▶ [DATA SUPPLIED]:
start

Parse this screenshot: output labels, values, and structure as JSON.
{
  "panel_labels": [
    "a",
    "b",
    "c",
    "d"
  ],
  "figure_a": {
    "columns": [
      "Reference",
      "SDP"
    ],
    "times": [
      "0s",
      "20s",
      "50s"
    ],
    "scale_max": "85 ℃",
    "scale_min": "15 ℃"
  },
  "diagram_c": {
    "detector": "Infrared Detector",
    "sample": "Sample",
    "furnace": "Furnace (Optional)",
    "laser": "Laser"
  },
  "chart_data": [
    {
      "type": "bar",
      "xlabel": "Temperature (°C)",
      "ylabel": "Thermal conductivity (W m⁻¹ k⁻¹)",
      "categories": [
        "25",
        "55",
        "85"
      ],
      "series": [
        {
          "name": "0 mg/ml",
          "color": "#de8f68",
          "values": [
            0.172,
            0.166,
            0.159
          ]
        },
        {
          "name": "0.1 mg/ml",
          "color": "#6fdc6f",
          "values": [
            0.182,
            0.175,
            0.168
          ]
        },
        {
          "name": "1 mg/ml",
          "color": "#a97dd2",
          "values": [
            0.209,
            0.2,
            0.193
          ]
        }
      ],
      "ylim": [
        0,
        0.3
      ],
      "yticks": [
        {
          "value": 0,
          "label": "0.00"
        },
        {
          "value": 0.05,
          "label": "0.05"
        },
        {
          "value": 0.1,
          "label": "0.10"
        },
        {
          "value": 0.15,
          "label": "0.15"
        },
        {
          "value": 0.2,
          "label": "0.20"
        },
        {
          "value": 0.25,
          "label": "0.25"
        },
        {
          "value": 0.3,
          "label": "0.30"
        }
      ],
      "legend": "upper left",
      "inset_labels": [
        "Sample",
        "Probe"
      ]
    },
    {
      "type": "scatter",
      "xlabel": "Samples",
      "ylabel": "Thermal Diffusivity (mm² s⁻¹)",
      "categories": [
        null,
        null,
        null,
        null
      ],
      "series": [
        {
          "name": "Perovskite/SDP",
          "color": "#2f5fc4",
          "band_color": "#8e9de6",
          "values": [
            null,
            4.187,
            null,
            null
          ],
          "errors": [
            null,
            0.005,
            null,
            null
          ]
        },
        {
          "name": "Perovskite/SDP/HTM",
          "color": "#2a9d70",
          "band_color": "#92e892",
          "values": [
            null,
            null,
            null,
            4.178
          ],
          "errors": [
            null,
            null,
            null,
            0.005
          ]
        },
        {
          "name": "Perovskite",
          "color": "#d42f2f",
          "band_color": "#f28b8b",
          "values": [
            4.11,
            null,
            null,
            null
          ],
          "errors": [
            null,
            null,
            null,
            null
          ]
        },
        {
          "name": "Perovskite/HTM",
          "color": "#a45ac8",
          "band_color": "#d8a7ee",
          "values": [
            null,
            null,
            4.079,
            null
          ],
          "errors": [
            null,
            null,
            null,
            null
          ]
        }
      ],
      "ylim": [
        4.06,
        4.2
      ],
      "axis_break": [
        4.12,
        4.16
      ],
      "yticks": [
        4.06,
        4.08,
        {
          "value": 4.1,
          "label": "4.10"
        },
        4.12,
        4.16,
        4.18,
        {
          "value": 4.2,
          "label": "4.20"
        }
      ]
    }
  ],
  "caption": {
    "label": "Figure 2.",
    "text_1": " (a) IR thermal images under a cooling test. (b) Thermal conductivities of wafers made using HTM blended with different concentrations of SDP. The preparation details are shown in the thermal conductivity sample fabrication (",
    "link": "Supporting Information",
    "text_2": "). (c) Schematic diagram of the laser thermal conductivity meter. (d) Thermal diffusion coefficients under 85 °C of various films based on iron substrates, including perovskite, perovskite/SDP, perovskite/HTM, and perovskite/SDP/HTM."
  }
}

end

▶ [TASK DETAILS]:
The records above should be restated word for word, please.

▶ [ANSWER TO THIS TASK]:
Parse this screenshot: output labels, values, and structure as JSON.
{
  "panel_labels": [
    "a",
    "b",
    "c",
    "d"
  ],
  "figure_a": {
    "columns": [
      "Reference",
      "SDP"
    ],
    "times": [
      "0s",
      "20s",
      "50s"
    ],
    "scale_max": "85 ℃",
    "scale_min": "15 ℃"
  },
  "diagram_c": {
    "detector": "Infrared Detector",
    "sample": "Sample",
    "furnace": "Furnace (Optional)",
    "laser": "Laser"
  },
  "chart_data": [
    {
      "type": "bar",
      "xlabel": "Temperature (°C)",
      "ylabel": "Thermal conductivity (W m⁻¹ k⁻¹)",
      "categories": [
        "25",
        "55",
        "85"
      ],
      "series": [
        {
          "name": "0 mg/ml",
          "color": "#de8f68",
          "values": [
            0.172,
            0.166,
            0.159
          ]
        },
        {
          "name": "0.1 mg/ml",
          "color": "#6fdc6f",
          "values": [
            0.182,
            0.175,
            0.168
          ]
        },
        {
          "name": "1 mg/ml",
          "color": "#a97dd2",
          "values": [
            0.209,
            0.2,
            0.193
          ]
        }
      ],
      "ylim": [
        0,
        0.3
      ],
      "yticks": [
        {
          "value": 0,
          "label": "0.00"
        },
        {
          "value": 0.05,
          "label": "0.05"
        },
        {
          "value": 0.1,
          "label": "0.10"
        },
        {
          "value": 0.15,
          "label": "0.15"
        },
        {
          "value": 0.2,
          "label": "0.20"
        },
        {
          "value": 0.25,
          "label": "0.25"
        },
        {
          "value": 0.3,
          "label": "0.30"
        }
      ],
      "legend": "upper left",
      "inset_labels": [
        "Sample",
        "Probe"
      ]
    },
    {
      "type": "scatter",
      "xlabel": "Samples",
      "ylabel": "Thermal Diffusivity (mm² s⁻¹)",
      "categories": [
        null,
        null,
        null,
        null
      ],
      "series": [
        {
          "name": "Perovskite/SDP",
          "color": "#2f5fc4",
          "band_color": "#8e9de6",
          "values": [
            null,
            4.187,
            null,
            null
          ],
          "errors": [
            null,
            0.005,
            null,
            null
          ]
        },
        {
          "name": "Perovskite/SDP/HTM",
          "color": "#2a9d70",
          "band_color": "#92e892",
          "values": [
            null,
            null,
            null,
            4.178
          ],
          "errors": [
            null,
            null,
            null,
            0.005
          ]
        },
        {
          "name": "Perovskite",
          "color": "#d42f2f",
          "band_color": "#f28b8b",
          "values": [
            4.11,
            null,
            null,
            null
          ],
          "errors": [
            null,
            null,
            null,
            null
          ]
        },
        {
          "name": "Perovskite/HTM",
          "color": "#a45ac8",
          "band_color": "#d8a7ee",
          "values": [
            null,
            null,
            4.079,
            null
          ],
          "errors": [
            null,
            null,
            null,
            null
          ]
        }
      ],
      "ylim": [
        4.06,
        4.2
      ],
      "axis_break": [
        4.12,
        4.16
      ],
      "yticks": [
        4.06,
        4.08,
        {
          "value": 4.1,
          "label": "4.10"
        },
        4.12,
        4.16,
        4.18,
        {
          "value": 4.2,
          "label": "4.20"
        }
      ]
    }
  ],
  "caption": {
    "label": "Figure 2.",
    "text_1": " (a) IR thermal images under a cooling test. (b) Thermal conductivities of wafers made using HTM blended with different concentrations of SDP. The preparation details are shown in the thermal conductivity sample fabrication (",
    "link": "Supporting Information",
    "text_2": "). (c) Schematic diagram of the laser thermal conductivity meter. (d) Thermal diffusion coefficients under 85 °C of various films based on iron substrates, including perovskite, perovskite/SDP, perovskite/HTM, and perovskite/SDP/HTM."
  }
}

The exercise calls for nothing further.